**WHAT YOU ARE ASKED TO DO:** Make an exact copy of the lines, leaving the pictures out.

= = =

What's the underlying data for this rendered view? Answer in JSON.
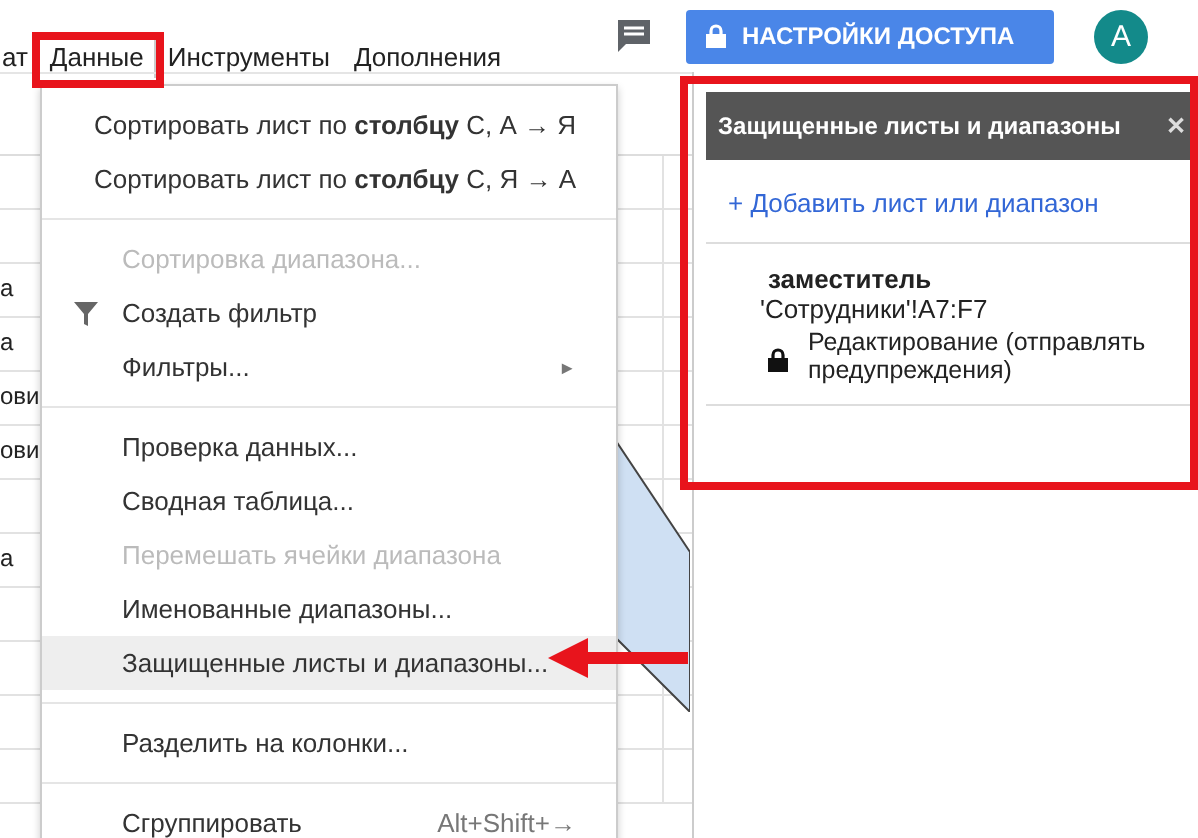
{
  "menubar": {
    "items": [
      {
        "label": "ат",
        "selected": false
      },
      {
        "label": "Данные",
        "selected": true
      },
      {
        "label": "Инструменты",
        "selected": false
      },
      {
        "label": "Дополнения",
        "selected": false
      }
    ]
  },
  "sheet": {
    "cells": [
      "а",
      "а",
      "ови",
      "ови",
      "а"
    ]
  },
  "header": {
    "share_button": "НАСТРОЙКИ ДОСТУПА",
    "avatar": "A"
  },
  "menu": {
    "sections": [
      [
        {
          "label": "Сортировать лист по **столбцу** С, А → Я",
          "disabled": false,
          "selected": false
        },
        {
          "label": "Сортировать лист по **столбцу** С, Я → А",
          "disabled": false,
          "selected": false
        }
      ],
      [
        {
          "label": "Сортировка диапазона...",
          "disabled": true,
          "selected": false
        },
        {
          "label": "Создать фильтр",
          "disabled": false,
          "selected": false,
          "kind": "filter"
        },
        {
          "label": "Фильтры...",
          "disabled": false,
          "selected": false,
          "kind": "submenu",
          "submenu_mark": "►"
        }
      ],
      [
        {
          "label": "Проверка данных...",
          "disabled": false,
          "selected": false
        },
        {
          "label": "Сводная таблица...",
          "disabled": false,
          "selected": false
        },
        {
          "label": "Перемешать ячейки диапазона",
          "disabled": true,
          "selected": false
        },
        {
          "label": "Именованные диапазоны...",
          "disabled": false,
          "selected": false
        },
        {
          "label": "Защищенные листы и диапазоны...",
          "disabled": false,
          "selected": true
        }
      ],
      [
        {
          "label": "Разделить на колонки...",
          "disabled": false,
          "selected": false
        }
      ],
      [
        {
          "label": "Сгруппировать",
          "disabled": false,
          "selected": false,
          "shortcut": "Alt+Shift+→"
        }
      ]
    ]
  },
  "panel": {
    "title": "Защищенные листы и диапазоны",
    "close": "✕",
    "add_link": "+ Добавить лист или диапазон",
    "ranges": [
      {
        "name": "заместитель",
        "range": "'Сотрудники'!A7:F7",
        "permission": "Редактирование (отправлять предупреждения)"
      }
    ]
  }
}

= = =

**THE SOLUTION:**
What's the underlying data for this rendered view? Answer in JSON.
{
  "menubar": {
    "items": [
      {
        "label": "ат",
        "selected": false
      },
      {
        "label": "Данные",
        "selected": true
      },
      {
        "label": "Инструменты",
        "selected": false
      },
      {
        "label": "Дополнения",
        "selected": false
      }
    ]
  },
  "sheet": {
    "cells": [
      "а",
      "а",
      "ови",
      "ови",
      "а"
    ]
  },
  "header": {
    "share_button": "НАСТРОЙКИ ДОСТУПА",
    "avatar": "A"
  },
  "menu": {
    "sections": [
      [
        {
          "label": "Сортировать лист по **столбцу** С, А → Я",
          "disabled": false,
          "selected": false
        },
        {
          "label": "Сортировать лист по **столбцу** С, Я → А",
          "disabled": false,
          "selected": false
        }
      ],
      [
        {
          "label": "Сортировка диапазона...",
          "disabled": true,
          "selected": false
        },
        {
          "label": "Создать фильтр",
          "disabled": false,
          "selected": false,
          "kind": "filter"
        },
        {
          "label": "Фильтры...",
          "disabled": false,
          "selected": false,
          "kind": "submenu",
          "submenu_mark": "►"
        }
      ],
      [
        {
          "label": "Проверка данных...",
          "disabled": false,
          "selected": false
        },
        {
          "label": "Сводная таблица...",
          "disabled": false,
          "selected": false
        },
        {
          "label": "Перемешать ячейки диапазона",
          "disabled": true,
          "selected": false
        },
        {
          "label": "Именованные диапазоны...",
          "disabled": false,
          "selected": false
        },
        {
          "label": "Защищенные листы и диапазоны...",
          "disabled": false,
          "selected": true
        }
      ],
      [
        {
          "label": "Разделить на колонки...",
          "disabled": false,
          "selected": false
        }
      ],
      [
        {
          "label": "Сгруппировать",
          "disabled": false,
          "selected": false,
          "shortcut": "Alt+Shift+→"
        }
      ]
    ]
  },
  "panel": {
    "title": "Защищенные листы и диапазоны",
    "close": "✕",
    "add_link": "+ Добавить лист или диапазон",
    "ranges": [
      {
        "name": "заместитель",
        "range": "'Сотрудники'!A7:F7",
        "permission": "Редактирование (отправлять предупреждения)"
      }
    ]
  }
}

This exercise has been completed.